# Material provided:
>>>
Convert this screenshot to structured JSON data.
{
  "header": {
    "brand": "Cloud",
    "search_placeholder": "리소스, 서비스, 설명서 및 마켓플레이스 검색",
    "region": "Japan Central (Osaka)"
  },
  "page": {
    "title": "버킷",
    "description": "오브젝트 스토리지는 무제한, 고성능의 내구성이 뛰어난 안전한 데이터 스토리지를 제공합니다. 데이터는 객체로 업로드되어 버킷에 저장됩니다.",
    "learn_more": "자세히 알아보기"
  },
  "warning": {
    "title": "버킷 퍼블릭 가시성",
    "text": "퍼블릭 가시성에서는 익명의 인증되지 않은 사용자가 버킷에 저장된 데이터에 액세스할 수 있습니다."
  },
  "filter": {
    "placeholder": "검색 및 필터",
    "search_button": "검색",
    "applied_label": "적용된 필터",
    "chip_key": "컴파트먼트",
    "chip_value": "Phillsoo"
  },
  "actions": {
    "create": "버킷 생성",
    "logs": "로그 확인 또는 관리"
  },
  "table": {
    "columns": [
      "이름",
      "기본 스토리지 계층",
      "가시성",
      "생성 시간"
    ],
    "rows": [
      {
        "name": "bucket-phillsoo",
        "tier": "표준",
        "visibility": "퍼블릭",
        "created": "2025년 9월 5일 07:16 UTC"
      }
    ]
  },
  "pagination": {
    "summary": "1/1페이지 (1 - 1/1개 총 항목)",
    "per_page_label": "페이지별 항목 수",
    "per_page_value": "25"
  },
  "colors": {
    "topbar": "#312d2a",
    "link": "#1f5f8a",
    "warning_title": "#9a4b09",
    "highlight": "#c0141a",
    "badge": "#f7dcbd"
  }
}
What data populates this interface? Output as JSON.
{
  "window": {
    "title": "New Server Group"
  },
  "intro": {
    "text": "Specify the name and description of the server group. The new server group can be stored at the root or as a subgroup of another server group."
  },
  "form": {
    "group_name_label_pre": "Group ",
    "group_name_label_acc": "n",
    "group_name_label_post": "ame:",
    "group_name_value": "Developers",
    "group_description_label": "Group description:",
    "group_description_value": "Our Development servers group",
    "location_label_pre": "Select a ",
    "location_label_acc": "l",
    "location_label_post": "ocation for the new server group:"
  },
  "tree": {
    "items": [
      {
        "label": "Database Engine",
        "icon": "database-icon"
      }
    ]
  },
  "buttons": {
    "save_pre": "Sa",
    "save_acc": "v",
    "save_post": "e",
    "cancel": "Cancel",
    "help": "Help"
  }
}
<<<
# What you are asked to do:
Find all lines holding the string "this" and copy them.

# The output:
Convert this screenshot to structured JSON data.
What data populates this interface? Output as JSON.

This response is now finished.